Start Data for this exercise
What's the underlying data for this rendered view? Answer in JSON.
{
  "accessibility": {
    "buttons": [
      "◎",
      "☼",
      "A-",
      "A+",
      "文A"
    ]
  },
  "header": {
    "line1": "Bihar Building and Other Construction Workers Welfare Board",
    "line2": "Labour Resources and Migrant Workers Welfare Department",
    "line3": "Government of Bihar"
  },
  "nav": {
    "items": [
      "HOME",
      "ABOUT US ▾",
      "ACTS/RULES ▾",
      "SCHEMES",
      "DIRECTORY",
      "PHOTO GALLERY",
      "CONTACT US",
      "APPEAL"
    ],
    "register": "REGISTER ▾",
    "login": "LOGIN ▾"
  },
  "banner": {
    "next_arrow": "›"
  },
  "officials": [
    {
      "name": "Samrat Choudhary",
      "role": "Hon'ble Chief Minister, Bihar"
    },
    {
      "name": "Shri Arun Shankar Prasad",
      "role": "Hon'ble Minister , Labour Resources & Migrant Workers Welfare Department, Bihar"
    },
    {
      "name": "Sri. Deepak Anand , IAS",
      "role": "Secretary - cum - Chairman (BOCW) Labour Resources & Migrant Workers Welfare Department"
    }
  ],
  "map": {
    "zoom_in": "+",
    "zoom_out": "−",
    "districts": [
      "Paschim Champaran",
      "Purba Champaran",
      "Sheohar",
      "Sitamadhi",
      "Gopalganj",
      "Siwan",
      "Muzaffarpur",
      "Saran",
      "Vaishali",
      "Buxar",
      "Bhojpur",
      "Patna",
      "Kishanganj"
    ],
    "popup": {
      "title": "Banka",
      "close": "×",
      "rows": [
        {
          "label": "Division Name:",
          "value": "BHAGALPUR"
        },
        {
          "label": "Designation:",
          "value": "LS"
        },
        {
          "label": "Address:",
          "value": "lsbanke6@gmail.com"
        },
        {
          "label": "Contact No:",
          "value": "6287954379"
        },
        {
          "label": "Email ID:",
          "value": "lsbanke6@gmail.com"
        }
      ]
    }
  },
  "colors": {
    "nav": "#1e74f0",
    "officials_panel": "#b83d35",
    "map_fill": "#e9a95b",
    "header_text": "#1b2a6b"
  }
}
End Data for this exercise
▶ Set exercise: The records above should be restated word for word, please.

▶ Result of the task:
What's the underlying data for this rendered view? Answer in JSON.
{
  "accessibility": {
    "buttons": [
      "◎",
      "☼",
      "A-",
      "A+",
      "文A"
    ]
  },
  "header": {
    "line1": "Bihar Building and Other Construction Workers Welfare Board",
    "line2": "Labour Resources and Migrant Workers Welfare Department",
    "line3": "Government of Bihar"
  },
  "nav": {
    "items": [
      "HOME",
      "ABOUT US ▾",
      "ACTS/RULES ▾",
      "SCHEMES",
      "DIRECTORY",
      "PHOTO GALLERY",
      "CONTACT US",
      "APPEAL"
    ],
    "register": "REGISTER ▾",
    "login": "LOGIN ▾"
  },
  "banner": {
    "next_arrow": "›"
  },
  "officials": [
    {
      "name": "Samrat Choudhary",
      "role": "Hon'ble Chief Minister, Bihar"
    },
    {
      "name": "Shri Arun Shankar Prasad",
      "role": "Hon'ble Minister , Labour Resources & Migrant Workers Welfare Department, Bihar"
    },
    {
      "name": "Sri. Deepak Anand , IAS",
      "role": "Secretary - cum - Chairman (BOCW) Labour Resources & Migrant Workers Welfare Department"
    }
  ],
  "map": {
    "zoom_in": "+",
    "zoom_out": "−",
    "districts": [
      "Paschim Champaran",
      "Purba Champaran",
      "Sheohar",
      "Sitamadhi",
      "Gopalganj",
      "Siwan",
      "Muzaffarpur",
      "Saran",
      "Vaishali",
      "Buxar",
      "Bhojpur",
      "Patna",
      "Kishanganj"
    ],
    "popup": {
      "title": "Banka",
      "close": "×",
      "rows": [
        {
          "label": "Division Name:",
          "value": "BHAGALPUR"
        },
        {
          "label": "Designation:",
          "value": "LS"
        },
        {
          "label": "Address:",
          "value": "lsbanke6@gmail.com"
        },
        {
          "label": "Contact No:",
          "value": "6287954379"
        },
        {
          "label": "Email ID:",
          "value": "lsbanke6@gmail.com"
        }
      ]
    }
  },
  "colors": {
    "nav": "#1e74f0",
    "officials_panel": "#b83d35",
    "map_fill": "#e9a95b",
    "header_text": "#1b2a6b"
  }
}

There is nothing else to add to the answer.